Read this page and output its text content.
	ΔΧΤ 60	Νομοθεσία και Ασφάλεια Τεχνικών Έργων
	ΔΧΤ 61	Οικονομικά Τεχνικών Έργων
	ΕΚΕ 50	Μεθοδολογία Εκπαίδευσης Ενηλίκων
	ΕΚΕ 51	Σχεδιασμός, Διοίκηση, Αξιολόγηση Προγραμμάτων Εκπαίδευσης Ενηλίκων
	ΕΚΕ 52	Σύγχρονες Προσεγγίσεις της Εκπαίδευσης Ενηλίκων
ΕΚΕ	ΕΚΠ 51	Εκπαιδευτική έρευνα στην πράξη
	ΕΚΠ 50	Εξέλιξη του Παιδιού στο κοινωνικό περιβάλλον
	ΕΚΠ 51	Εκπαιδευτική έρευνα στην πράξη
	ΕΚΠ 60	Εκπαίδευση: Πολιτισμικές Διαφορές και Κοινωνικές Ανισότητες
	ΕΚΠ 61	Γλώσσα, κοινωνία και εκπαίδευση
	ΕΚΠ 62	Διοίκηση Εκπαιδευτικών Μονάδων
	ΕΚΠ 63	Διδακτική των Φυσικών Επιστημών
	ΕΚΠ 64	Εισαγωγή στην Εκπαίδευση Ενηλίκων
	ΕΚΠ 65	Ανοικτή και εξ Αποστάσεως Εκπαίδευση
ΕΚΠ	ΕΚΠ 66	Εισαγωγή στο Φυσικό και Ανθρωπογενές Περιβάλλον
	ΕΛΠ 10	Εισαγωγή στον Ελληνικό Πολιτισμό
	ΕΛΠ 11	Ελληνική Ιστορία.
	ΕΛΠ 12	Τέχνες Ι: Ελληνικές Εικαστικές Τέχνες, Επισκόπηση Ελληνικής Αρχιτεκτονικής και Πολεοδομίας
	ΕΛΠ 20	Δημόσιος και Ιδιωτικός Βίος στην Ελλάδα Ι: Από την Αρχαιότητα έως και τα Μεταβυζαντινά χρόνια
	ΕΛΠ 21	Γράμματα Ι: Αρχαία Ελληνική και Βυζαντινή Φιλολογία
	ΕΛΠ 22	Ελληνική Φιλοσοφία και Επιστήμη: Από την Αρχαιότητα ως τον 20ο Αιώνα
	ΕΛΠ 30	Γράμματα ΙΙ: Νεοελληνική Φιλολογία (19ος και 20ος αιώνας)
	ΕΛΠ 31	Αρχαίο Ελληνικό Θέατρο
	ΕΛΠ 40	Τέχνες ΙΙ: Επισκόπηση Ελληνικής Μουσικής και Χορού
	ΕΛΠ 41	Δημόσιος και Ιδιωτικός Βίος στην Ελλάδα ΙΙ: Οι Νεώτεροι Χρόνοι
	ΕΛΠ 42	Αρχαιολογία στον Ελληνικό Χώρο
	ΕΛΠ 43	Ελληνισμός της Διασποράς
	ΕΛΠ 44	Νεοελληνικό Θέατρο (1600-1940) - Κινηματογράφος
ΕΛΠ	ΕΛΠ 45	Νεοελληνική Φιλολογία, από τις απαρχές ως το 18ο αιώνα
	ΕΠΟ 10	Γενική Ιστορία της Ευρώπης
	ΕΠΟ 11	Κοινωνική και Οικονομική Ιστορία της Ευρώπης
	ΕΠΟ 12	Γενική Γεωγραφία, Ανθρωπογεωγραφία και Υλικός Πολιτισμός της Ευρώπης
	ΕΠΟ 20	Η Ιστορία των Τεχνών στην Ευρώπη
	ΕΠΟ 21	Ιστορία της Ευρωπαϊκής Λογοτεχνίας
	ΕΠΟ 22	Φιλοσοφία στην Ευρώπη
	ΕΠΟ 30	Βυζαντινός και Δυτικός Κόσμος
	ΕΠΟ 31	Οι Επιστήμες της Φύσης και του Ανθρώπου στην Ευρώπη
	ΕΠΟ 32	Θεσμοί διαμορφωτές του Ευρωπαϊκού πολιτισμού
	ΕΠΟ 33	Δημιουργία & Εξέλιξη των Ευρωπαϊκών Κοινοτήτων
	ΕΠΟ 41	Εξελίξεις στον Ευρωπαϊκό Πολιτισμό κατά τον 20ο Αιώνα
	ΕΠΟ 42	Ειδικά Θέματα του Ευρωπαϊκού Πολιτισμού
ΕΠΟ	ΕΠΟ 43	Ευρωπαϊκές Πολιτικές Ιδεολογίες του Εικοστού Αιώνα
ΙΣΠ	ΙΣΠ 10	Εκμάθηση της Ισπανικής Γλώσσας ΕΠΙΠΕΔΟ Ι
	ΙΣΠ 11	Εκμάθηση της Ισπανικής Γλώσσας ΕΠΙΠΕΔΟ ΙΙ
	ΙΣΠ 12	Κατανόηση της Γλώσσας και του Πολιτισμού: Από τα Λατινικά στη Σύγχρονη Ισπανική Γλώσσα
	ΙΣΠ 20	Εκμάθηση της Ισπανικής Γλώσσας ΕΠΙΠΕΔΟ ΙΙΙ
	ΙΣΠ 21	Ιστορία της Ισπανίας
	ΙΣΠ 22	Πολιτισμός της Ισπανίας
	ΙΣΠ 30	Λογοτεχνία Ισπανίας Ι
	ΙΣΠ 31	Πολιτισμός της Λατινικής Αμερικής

* * *

> **Objective**: In the entries above, find every line with the word "Θέατρο" and list it.

> **In response**:
	ΕΛΠ 31	Αρχαίο Ελληνικό Θέατρο
	ΕΛΠ 44	Νεοελληνικό Θέατρο (1600-1940) - Κινηματογράφος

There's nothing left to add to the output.